» **WHAT NEEDS TO BE DONE**
From the entries below, pull out each line where "WOMEN" appears.

» **DATA FOR THE TASK**
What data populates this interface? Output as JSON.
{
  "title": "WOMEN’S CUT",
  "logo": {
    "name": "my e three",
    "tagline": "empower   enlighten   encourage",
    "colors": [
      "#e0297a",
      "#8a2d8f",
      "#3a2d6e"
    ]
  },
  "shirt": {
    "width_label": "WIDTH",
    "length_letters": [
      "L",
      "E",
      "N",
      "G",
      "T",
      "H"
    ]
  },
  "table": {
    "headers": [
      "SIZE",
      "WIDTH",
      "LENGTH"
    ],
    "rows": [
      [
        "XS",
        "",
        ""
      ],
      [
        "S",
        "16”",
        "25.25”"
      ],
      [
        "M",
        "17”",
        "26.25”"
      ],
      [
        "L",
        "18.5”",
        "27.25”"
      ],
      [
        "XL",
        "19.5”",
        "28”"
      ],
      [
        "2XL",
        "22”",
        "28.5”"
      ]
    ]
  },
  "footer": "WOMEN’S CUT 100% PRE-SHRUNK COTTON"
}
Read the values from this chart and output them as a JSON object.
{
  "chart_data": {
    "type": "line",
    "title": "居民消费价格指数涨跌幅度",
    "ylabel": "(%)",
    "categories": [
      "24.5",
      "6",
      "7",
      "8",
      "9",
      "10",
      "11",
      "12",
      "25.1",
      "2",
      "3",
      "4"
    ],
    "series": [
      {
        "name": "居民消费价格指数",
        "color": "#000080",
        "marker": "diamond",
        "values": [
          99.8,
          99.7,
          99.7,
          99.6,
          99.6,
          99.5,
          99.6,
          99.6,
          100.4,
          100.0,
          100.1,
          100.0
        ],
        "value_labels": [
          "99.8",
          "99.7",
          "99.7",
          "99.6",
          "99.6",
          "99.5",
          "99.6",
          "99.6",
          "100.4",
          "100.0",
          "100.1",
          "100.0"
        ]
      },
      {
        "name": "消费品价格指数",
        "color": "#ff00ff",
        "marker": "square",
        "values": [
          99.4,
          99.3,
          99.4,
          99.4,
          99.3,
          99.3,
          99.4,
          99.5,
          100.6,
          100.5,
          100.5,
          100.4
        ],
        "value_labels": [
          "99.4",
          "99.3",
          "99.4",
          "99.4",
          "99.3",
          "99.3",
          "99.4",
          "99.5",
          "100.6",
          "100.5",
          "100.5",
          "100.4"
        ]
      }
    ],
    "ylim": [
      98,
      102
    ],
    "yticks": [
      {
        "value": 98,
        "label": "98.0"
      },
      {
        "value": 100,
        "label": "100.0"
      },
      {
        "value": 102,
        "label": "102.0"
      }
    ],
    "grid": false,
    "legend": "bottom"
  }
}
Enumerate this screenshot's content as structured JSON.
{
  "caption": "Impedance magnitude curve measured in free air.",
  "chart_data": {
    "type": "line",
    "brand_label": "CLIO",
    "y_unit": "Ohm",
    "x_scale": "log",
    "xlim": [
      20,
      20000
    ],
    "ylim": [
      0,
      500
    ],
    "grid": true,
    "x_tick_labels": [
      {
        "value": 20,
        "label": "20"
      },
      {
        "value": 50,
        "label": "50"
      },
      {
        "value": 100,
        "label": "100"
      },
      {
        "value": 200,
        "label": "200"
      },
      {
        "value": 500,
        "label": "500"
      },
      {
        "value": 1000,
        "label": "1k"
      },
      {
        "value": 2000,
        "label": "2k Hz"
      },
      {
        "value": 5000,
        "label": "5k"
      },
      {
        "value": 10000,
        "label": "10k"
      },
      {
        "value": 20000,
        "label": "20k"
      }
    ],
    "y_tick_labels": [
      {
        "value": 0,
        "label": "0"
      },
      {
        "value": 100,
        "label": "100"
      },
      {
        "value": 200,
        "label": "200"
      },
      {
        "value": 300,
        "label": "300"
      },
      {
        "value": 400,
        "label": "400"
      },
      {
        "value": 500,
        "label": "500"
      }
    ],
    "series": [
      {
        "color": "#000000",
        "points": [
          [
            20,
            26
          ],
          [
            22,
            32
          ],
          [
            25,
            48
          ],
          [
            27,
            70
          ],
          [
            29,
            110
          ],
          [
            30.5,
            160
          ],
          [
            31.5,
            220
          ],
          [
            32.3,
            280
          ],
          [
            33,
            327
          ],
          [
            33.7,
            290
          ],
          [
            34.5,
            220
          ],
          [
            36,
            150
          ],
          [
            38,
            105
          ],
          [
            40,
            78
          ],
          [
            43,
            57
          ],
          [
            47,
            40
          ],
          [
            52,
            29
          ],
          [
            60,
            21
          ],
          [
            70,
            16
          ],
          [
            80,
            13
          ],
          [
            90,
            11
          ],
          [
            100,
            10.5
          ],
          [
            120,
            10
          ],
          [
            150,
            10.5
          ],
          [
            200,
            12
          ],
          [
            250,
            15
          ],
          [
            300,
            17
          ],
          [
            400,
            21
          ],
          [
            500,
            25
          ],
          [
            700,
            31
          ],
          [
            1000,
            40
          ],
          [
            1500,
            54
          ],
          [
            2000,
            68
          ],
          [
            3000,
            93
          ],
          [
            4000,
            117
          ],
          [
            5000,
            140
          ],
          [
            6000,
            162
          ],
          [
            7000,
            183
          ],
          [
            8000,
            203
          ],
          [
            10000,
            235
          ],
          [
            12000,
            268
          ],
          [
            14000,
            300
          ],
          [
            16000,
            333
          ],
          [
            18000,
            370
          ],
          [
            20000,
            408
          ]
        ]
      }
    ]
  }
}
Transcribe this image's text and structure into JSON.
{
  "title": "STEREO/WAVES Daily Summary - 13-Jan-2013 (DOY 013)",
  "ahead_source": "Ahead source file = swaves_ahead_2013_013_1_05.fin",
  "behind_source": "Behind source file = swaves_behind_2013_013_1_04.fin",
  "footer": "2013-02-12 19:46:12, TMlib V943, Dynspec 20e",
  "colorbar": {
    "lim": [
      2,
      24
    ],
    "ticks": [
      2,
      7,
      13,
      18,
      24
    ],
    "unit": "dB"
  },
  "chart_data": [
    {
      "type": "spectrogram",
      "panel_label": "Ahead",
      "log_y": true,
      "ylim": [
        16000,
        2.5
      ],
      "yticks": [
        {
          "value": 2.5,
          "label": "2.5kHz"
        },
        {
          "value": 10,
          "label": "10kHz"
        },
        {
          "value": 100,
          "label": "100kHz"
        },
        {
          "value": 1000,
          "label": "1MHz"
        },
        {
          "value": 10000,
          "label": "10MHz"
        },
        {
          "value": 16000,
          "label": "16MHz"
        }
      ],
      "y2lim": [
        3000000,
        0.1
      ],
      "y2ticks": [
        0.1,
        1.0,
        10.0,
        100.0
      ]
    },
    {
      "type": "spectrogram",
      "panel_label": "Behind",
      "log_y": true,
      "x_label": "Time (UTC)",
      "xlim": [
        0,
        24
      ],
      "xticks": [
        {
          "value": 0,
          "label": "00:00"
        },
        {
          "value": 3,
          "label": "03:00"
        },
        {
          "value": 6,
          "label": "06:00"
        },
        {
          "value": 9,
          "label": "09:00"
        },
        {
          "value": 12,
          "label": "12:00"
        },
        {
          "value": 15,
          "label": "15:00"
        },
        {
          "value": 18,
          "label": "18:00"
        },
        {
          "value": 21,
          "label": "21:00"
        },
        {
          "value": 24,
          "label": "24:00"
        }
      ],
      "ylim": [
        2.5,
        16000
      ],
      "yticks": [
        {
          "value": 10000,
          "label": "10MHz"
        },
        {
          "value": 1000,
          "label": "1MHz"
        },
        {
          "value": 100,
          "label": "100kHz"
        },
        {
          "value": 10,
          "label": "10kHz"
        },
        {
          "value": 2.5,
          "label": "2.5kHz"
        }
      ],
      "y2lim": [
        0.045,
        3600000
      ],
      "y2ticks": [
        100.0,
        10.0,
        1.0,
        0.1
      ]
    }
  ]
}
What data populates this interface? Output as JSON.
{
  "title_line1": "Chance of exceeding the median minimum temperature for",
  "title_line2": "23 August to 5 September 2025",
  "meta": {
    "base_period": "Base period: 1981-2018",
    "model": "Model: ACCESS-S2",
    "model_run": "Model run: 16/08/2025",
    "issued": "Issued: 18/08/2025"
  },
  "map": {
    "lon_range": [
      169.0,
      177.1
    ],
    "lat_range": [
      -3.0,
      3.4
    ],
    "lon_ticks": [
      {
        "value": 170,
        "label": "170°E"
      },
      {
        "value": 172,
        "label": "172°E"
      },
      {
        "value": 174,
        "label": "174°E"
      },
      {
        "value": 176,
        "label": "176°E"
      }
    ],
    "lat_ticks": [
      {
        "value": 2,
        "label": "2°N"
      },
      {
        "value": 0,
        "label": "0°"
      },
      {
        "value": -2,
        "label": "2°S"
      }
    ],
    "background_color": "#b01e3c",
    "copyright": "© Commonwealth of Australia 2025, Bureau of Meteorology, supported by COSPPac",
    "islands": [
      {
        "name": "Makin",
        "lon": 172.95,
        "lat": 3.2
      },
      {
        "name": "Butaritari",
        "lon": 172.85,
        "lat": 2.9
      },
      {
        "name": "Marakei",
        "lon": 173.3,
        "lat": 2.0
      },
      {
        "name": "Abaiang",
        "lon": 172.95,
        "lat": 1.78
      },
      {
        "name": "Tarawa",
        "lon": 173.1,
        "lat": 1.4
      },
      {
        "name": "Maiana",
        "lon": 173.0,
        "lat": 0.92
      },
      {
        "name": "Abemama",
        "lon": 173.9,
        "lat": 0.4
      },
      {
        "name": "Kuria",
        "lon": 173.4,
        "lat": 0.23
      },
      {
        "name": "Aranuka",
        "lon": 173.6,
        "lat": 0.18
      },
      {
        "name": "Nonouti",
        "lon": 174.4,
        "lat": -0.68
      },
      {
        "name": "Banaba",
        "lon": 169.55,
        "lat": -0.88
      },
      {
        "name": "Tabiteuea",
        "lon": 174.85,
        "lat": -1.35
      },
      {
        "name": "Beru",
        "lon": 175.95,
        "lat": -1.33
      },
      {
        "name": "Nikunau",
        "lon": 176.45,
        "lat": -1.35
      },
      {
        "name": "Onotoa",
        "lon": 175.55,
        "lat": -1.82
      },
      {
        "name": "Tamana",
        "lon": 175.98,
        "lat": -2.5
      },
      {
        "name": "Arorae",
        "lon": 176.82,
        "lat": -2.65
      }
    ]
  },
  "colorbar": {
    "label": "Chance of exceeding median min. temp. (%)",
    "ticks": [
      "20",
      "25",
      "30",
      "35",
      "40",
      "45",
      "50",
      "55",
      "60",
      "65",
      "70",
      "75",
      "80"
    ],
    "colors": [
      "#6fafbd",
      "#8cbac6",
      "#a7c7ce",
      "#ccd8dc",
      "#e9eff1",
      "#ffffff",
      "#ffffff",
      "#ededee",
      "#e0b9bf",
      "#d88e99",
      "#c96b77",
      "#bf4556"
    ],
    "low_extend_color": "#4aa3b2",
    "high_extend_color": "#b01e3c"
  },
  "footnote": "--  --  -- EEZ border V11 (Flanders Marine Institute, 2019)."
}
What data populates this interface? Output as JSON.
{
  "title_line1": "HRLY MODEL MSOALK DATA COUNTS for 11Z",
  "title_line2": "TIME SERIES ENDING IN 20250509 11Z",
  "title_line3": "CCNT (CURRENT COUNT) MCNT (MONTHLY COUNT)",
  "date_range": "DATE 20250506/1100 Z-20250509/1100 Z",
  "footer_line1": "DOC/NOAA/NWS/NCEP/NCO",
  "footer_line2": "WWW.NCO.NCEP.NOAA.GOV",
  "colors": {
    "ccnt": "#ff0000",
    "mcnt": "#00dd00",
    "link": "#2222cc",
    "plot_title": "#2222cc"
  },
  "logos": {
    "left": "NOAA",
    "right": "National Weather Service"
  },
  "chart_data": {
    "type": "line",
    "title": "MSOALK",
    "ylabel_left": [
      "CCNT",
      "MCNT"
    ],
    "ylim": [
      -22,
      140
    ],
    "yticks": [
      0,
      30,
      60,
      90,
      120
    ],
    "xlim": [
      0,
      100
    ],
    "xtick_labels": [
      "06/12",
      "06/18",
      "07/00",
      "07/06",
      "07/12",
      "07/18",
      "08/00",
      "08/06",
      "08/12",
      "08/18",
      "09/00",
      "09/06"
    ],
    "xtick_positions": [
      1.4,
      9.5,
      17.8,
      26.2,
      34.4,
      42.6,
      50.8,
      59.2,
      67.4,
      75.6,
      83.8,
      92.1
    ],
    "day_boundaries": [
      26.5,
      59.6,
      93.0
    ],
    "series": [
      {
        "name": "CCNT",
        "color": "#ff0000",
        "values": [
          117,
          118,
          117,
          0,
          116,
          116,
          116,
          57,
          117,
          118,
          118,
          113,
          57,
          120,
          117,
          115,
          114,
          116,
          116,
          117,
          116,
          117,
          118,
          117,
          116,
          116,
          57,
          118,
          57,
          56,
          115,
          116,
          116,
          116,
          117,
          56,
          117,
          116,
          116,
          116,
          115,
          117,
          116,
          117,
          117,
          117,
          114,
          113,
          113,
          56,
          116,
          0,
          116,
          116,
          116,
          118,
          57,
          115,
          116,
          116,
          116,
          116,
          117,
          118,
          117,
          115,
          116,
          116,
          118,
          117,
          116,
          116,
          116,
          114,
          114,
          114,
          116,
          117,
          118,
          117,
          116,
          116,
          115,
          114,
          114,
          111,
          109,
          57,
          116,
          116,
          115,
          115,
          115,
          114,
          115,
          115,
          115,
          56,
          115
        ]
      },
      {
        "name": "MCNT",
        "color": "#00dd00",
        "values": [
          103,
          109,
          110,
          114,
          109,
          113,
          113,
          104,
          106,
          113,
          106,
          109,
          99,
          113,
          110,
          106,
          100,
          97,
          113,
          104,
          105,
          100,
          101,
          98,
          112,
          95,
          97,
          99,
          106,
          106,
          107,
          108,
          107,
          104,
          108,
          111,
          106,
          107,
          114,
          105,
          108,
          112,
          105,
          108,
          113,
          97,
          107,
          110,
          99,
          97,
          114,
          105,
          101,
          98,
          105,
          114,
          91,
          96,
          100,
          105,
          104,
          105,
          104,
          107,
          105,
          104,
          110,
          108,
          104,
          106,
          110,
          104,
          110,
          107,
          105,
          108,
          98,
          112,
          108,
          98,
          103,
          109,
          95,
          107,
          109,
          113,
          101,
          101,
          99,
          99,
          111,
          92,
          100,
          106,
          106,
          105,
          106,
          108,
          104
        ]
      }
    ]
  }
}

» **CORRECT ANSWER**
  "title": "WOMEN’S CUT",
  "footer": "WOMEN’S CUT 100% PRE-SHRUNK COTTON"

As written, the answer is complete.